> _REQUIREMENT_
Output an exact reproduction of the data.

> _SOURCE DATA_
((
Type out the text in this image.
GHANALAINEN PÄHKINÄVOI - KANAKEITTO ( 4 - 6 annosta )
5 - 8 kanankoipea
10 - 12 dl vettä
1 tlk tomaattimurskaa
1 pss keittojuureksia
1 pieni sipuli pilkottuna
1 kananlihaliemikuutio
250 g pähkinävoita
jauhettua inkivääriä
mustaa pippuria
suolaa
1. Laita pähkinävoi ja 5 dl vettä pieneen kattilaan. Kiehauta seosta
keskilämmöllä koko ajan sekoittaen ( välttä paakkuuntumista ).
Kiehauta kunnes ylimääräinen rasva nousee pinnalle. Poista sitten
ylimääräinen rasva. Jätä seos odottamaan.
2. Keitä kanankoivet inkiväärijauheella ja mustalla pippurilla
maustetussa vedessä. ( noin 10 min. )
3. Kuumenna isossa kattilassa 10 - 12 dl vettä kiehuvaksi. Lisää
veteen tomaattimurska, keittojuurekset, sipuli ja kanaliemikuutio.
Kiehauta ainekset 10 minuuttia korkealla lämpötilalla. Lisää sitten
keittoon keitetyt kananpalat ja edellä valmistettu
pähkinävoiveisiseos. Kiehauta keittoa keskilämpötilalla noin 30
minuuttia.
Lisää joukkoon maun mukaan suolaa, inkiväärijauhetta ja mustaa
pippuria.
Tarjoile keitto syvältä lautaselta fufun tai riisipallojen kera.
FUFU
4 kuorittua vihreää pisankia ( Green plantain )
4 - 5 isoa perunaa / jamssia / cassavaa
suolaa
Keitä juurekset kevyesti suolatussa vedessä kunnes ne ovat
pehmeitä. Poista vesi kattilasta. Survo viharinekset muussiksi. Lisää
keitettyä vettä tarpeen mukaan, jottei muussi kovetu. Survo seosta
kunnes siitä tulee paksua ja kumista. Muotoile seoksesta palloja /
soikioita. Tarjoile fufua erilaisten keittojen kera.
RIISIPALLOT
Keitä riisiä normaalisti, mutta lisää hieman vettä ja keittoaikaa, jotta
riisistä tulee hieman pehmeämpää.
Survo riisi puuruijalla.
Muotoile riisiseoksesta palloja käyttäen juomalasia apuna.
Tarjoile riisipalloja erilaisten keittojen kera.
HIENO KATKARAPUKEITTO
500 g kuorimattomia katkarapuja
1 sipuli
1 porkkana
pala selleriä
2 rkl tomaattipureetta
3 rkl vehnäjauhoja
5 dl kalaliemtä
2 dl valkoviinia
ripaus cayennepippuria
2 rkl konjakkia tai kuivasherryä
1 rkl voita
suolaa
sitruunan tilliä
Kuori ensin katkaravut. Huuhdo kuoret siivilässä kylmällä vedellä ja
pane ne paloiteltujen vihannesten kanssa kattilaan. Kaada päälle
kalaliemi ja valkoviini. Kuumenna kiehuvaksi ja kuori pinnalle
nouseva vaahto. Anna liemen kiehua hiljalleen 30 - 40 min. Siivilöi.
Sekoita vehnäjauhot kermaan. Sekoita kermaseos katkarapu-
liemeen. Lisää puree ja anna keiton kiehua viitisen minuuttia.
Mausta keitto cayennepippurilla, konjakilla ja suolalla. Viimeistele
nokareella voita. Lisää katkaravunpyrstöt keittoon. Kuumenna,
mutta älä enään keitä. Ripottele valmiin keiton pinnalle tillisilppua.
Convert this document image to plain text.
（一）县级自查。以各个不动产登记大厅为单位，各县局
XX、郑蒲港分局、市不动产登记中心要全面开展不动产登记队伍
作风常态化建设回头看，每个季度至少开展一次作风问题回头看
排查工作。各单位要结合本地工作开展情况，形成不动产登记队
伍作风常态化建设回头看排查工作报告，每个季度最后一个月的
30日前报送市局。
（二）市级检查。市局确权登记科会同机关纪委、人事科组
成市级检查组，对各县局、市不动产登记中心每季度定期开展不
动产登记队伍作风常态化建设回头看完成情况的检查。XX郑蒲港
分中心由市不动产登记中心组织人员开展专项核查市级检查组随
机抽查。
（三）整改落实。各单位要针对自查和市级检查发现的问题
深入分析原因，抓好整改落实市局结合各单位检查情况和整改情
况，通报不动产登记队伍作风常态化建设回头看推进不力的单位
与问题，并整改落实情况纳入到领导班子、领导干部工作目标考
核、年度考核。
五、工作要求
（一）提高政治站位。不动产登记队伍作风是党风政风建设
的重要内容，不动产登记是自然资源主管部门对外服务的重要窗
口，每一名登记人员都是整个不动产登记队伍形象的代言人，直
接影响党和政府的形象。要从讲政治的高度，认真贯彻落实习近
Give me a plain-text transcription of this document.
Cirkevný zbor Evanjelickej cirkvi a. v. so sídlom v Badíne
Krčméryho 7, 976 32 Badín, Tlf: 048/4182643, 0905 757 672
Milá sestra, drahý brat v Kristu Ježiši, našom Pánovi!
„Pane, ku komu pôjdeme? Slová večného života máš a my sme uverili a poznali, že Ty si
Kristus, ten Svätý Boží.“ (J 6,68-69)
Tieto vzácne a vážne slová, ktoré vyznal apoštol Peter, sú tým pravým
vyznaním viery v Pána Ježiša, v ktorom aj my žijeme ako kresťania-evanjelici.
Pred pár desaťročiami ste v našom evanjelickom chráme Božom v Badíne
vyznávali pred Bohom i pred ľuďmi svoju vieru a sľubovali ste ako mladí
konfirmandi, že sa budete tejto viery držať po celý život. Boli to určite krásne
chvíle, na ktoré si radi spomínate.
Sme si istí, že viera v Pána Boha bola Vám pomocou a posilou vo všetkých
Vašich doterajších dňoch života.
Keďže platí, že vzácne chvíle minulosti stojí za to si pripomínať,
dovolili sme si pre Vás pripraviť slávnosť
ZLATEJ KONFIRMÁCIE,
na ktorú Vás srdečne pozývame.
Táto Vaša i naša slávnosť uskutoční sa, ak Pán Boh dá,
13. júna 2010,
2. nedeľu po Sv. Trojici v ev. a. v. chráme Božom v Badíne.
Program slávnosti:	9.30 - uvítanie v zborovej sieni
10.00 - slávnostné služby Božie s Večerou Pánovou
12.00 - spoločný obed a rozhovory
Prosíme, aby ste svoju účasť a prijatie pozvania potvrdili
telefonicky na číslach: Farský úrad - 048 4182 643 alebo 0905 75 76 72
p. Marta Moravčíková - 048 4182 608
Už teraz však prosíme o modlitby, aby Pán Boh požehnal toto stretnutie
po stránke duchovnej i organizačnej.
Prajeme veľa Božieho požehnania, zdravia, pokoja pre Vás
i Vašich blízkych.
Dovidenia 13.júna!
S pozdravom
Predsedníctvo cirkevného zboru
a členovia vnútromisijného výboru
))
> _CORRECT OUTPUT_
Type out the text in this image.
GHANALAINEN PÄHKINÄVOI - KANAKEITTO ( 4 - 6 annosta )
5 - 8 kanankoipea
10 - 12 dl vettä
1 tlk tomaattimurskaa
1 pss keittojuureksia
1 pieni sipuli pilkottuna
1 kananlihaliemikuutio
250 g pähkinävoita
jauhettua inkivääriä
mustaa pippuria
suolaa
1. Laita pähkinävoi ja 5 dl vettä pieneen kattilaan. Kiehauta seosta
keskilämmöllä koko ajan sekoittaen ( välttä paakkuuntumista ).
Kiehauta kunnes ylimääräinen rasva nousee pinnalle. Poista sitten
ylimääräinen rasva. Jätä seos odottamaan.
2. Keitä kanankoivet inkiväärijauheella ja mustalla pippurilla
maustetussa vedessä. ( noin 10 min. )
3. Kuumenna isossa kattilassa 10 - 12 dl vettä kiehuvaksi. Lisää
veteen tomaattimurska, keittojuurekset, sipuli ja kanaliemikuutio.
Kiehauta ainekset 10 minuuttia korkealla lämpötilalla. Lisää sitten
keittoon keitetyt kananpalat ja edellä valmistettu
pähkinävoiveisiseos. Kiehauta keittoa keskilämpötilalla noin 30
minuuttia.
Lisää joukkoon maun mukaan suolaa, inkiväärijauhetta ja mustaa
pippuria.
Tarjoile keitto syvältä lautaselta fufun tai riisipallojen kera.
FUFU
4 kuorittua vihreää pisankia ( Green plantain )
4 - 5 isoa perunaa / jamssia / cassavaa
suolaa
Keitä juurekset kevyesti suolatussa vedessä kunnes ne ovat
pehmeitä. Poista vesi kattilasta. Survo viharinekset muussiksi. Lisää
keitettyä vettä tarpeen mukaan, jottei muussi kovetu. Survo seosta
kunnes siitä tulee paksua ja kumista. Muotoile seoksesta palloja /
soikioita. Tarjoile fufua erilaisten keittojen kera.
RIISIPALLOT
Keitä riisiä normaalisti, mutta lisää hieman vettä ja keittoaikaa, jotta
riisistä tulee hieman pehmeämpää.
Survo riisi puuruijalla.
Muotoile riisiseoksesta palloja käyttäen juomalasia apuna.
Tarjoile riisipalloja erilaisten keittojen kera.
HIENO KATKARAPUKEITTO
500 g kuorimattomia katkarapuja
1 sipuli
1 porkkana
pala selleriä
2 rkl tomaattipureetta
3 rkl vehnäjauhoja
5 dl kalaliemtä
2 dl valkoviinia
ripaus cayennepippuria
2 rkl konjakkia tai kuivasherryä
1 rkl voita
suolaa
sitruunan tilliä
Kuori ensin katkaravut. Huuhdo kuoret siivilässä kylmällä vedellä ja
pane ne paloiteltujen vihannesten kanssa kattilaan. Kaada päälle
kalaliemi ja valkoviini. Kuumenna kiehuvaksi ja kuori pinnalle
nouseva vaahto. Anna liemen kiehua hiljalleen 30 - 40 min. Siivilöi.
Sekoita vehnäjauhot kermaan. Sekoita kermaseos katkarapu-
liemeen. Lisää puree ja anna keiton kiehua viitisen minuuttia.
Mausta keitto cayennepippurilla, konjakilla ja suolalla. Viimeistele
nokareella voita. Lisää katkaravunpyrstöt keittoon. Kuumenna,
mutta älä enään keitä. Ripottele valmiin keiton pinnalle tillisilppua.
Convert this document image to plain text.
（一）县级自查。以各个不动产登记大厅为单位，各县局
XX、郑蒲港分局、市不动产登记中心要全面开展不动产登记队伍
作风常态化建设回头看，每个季度至少开展一次作风问题回头看
排查工作。各单位要结合本地工作开展情况，形成不动产登记队
伍作风常态化建设回头看排查工作报告，每个季度最后一个月的
30日前报送市局。
（二）市级检查。市局确权登记科会同机关纪委、人事科组
成市级检查组，对各县局、市不动产登记中心每季度定期开展不
动产登记队伍作风常态化建设回头看完成情况的检查。XX郑蒲港
分中心由市不动产登记中心组织人员开展专项核查市级检查组随
机抽查。
（三）整改落实。各单位要针对自查和市级检查发现的问题
深入分析原因，抓好整改落实市局结合各单位检查情况和整改情
况，通报不动产登记队伍作风常态化建设回头看推进不力的单位
与问题，并整改落实情况纳入到领导班子、领导干部工作目标考
核、年度考核。
五、工作要求
（一）提高政治站位。不动产登记队伍作风是党风政风建设
的重要内容，不动产登记是自然资源主管部门对外服务的重要窗
口，每一名登记人员都是整个不动产登记队伍形象的代言人，直
接影响党和政府的形象。要从讲政治的高度，认真贯彻落实习近
Give me a plain-text transcription of this document.
Cirkevný zbor Evanjelickej cirkvi a. v. so sídlom v Badíne
Krčméryho 7, 976 32 Badín, Tlf: 048/4182643, 0905 757 672
Milá sestra, drahý brat v Kristu Ježiši, našom Pánovi!
„Pane, ku komu pôjdeme? Slová večného života máš a my sme uverili a poznali, že Ty si
Kristus, ten Svätý Boží.“ (J 6,68-69)
Tieto vzácne a vážne slová, ktoré vyznal apoštol Peter, sú tým pravým
vyznaním viery v Pána Ježiša, v ktorom aj my žijeme ako kresťania-evanjelici.
Pred pár desaťročiami ste v našom evanjelickom chráme Božom v Badíne
vyznávali pred Bohom i pred ľuďmi svoju vieru a sľubovali ste ako mladí
konfirmandi, že sa budete tejto viery držať po celý život. Boli to určite krásne
chvíle, na ktoré si radi spomínate.
Sme si istí, že viera v Pána Boha bola Vám pomocou a posilou vo všetkých
Vašich doterajších dňoch života.
Keďže platí, že vzácne chvíle minulosti stojí za to si pripomínať,
dovolili sme si pre Vás pripraviť slávnosť
ZLATEJ KONFIRMÁCIE,
na ktorú Vás srdečne pozývame.
Táto Vaša i naša slávnosť uskutoční sa, ak Pán Boh dá,
13. júna 2010,
2. nedeľu po Sv. Trojici v ev. a. v. chráme Božom v Badíne.
Program slávnosti:	9.30 - uvítanie v zborovej sieni
10.00 - slávnostné služby Božie s Večerou Pánovou
12.00 - spoločný obed a rozhovory
Prosíme, aby ste svoju účasť a prijatie pozvania potvrdili
telefonicky na číslach: Farský úrad - 048 4182 643 alebo 0905 75 76 72
p. Marta Moravčíková - 048 4182 608
Už teraz však prosíme o modlitby, aby Pán Boh požehnal toto stretnutie
po stránke duchovnej i organizačnej.
Prajeme veľa Božieho požehnania, zdravia, pokoja pre Vás
i Vašich blízkych.
Dovidenia 13.júna!
S pozdravom
Predsedníctvo cirkevného zboru
a členovia vnútromisijného výboru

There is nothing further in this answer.